- _Problem_:
Every record below should be written out exactly; pictures stay out.

Part of a data file
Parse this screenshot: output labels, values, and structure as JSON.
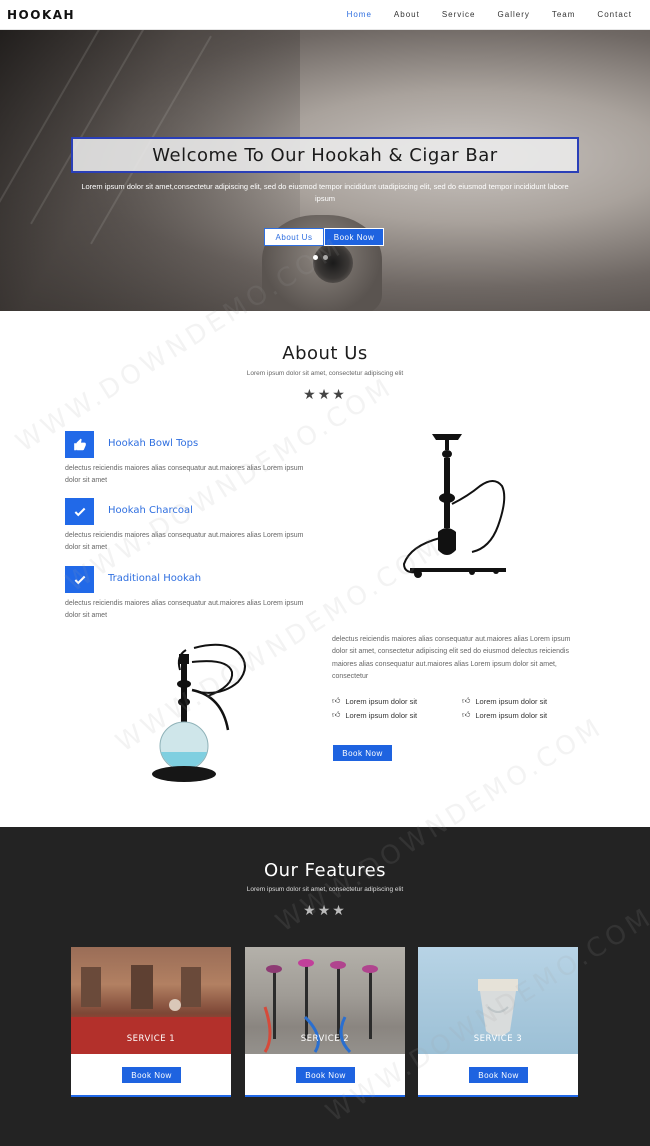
{
  "nav": {
    "brand": "HOOKAH",
    "items": [
      "Home",
      "About",
      "Service",
      "Gallery",
      "Team",
      "Contact"
    ]
  },
  "hero": {
    "title": "Welcome To Our Hookah & Cigar Bar",
    "text": "Lorem ipsum dolor sit amet,consectetur adipiscing elit, sed do eiusmod tempor incididunt utadipiscing elit, sed do eiusmod tempor incididunt labore ipsum",
    "btn_about": "About Us",
    "btn_book": "Book Now"
  },
  "about": {
    "title": "About Us",
    "subtitle": "Lorem ipsum dolor sit amet, consectetur adipiscing elit",
    "stars": "★★★",
    "features": [
      {
        "title": "Hookah Bowl Tops",
        "icon": "thumbs-up-icon",
        "desc": "delectus reiciendis maiores alias consequatur aut.maiores alias Lorem ipsum dolor sit amet"
      },
      {
        "title": "Hookah Charcoal",
        "icon": "check-icon",
        "desc": "delectus reiciendis maiores alias consequatur aut.maiores alias Lorem ipsum dolor sit amet"
      },
      {
        "title": "Traditional Hookah",
        "icon": "check-icon",
        "desc": "delectus reiciendis maiores alias consequatur aut.maiores alias Lorem ipsum dolor sit amet"
      }
    ],
    "right_text": "delectus reiciendis maiores alias consequatur aut.maiores alias Lorem ipsum dolor sit amet, consectetur adipiscing elit sed do eiusmod delectus reiciendis maiores alias consequatur aut.maiores alias Lorem ipsum dolor sit amet, consectetur",
    "checklist": [
      "Lorem ipsum dolor sit",
      "Lorem ipsum dolor sit",
      "Lorem ipsum dolor sit",
      "Lorem ipsum dolor sit"
    ],
    "book_label": "Book Now"
  },
  "features": {
    "title": "Our Features",
    "subtitle": "Lorem ipsum dolor sit amet, consectetur adipiscing elit",
    "stars": "★★★",
    "cards": [
      {
        "label": "SERVICE 1",
        "button": "Book Now"
      },
      {
        "label": "SERVICE 2",
        "button": "Book Now"
      },
      {
        "label": "SERVICE 3",
        "button": "Book Now"
      }
    ]
  },
  "watermark": "WWW.DOWNDEMO.COM",
  "colors": {
    "accent": "#2169e8",
    "dark_section": "#232323",
    "title_border": "#2a3fb8"
  }
}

- _Solution for this problem_:
Parse this screenshot: output labels, values, and structure as JSON.
{
  "nav": {
    "brand": "HOOKAH",
    "items": [
      "Home",
      "About",
      "Service",
      "Gallery",
      "Team",
      "Contact"
    ]
  },
  "hero": {
    "title": "Welcome To Our Hookah & Cigar Bar",
    "text": "Lorem ipsum dolor sit amet,consectetur adipiscing elit, sed do eiusmod tempor incididunt utadipiscing elit, sed do eiusmod tempor incididunt labore ipsum",
    "btn_about": "About Us",
    "btn_book": "Book Now"
  },
  "about": {
    "title": "About Us",
    "subtitle": "Lorem ipsum dolor sit amet, consectetur adipiscing elit",
    "stars": "★★★",
    "features": [
      {
        "title": "Hookah Bowl Tops",
        "icon": "thumbs-up-icon",
        "desc": "delectus reiciendis maiores alias consequatur aut.maiores alias Lorem ipsum dolor sit amet"
      },
      {
        "title": "Hookah Charcoal",
        "icon": "check-icon",
        "desc": "delectus reiciendis maiores alias consequatur aut.maiores alias Lorem ipsum dolor sit amet"
      },
      {
        "title": "Traditional Hookah",
        "icon": "check-icon",
        "desc": "delectus reiciendis maiores alias consequatur aut.maiores alias Lorem ipsum dolor sit amet"
      }
    ],
    "right_text": "delectus reiciendis maiores alias consequatur aut.maiores alias Lorem ipsum dolor sit amet, consectetur adipiscing elit sed do eiusmod delectus reiciendis maiores alias consequatur aut.maiores alias Lorem ipsum dolor sit amet, consectetur",
    "checklist": [
      "Lorem ipsum dolor sit",
      "Lorem ipsum dolor sit",
      "Lorem ipsum dolor sit",
      "Lorem ipsum dolor sit"
    ],
    "book_label": "Book Now"
  },
  "features": {
    "title": "Our Features",
    "subtitle": "Lorem ipsum dolor sit amet, consectetur adipiscing elit",
    "stars": "★★★",
    "cards": [
      {
        "label": "SERVICE 1",
        "button": "Book Now"
      },
      {
        "label": "SERVICE 2",
        "button": "Book Now"
      },
      {
        "label": "SERVICE 3",
        "button": "Book Now"
      }
    ]
  },
  "watermark": "WWW.DOWNDEMO.COM",
  "colors": {
    "accent": "#2169e8",
    "dark_section": "#232323",
    "title_border": "#2a3fb8"
  }
}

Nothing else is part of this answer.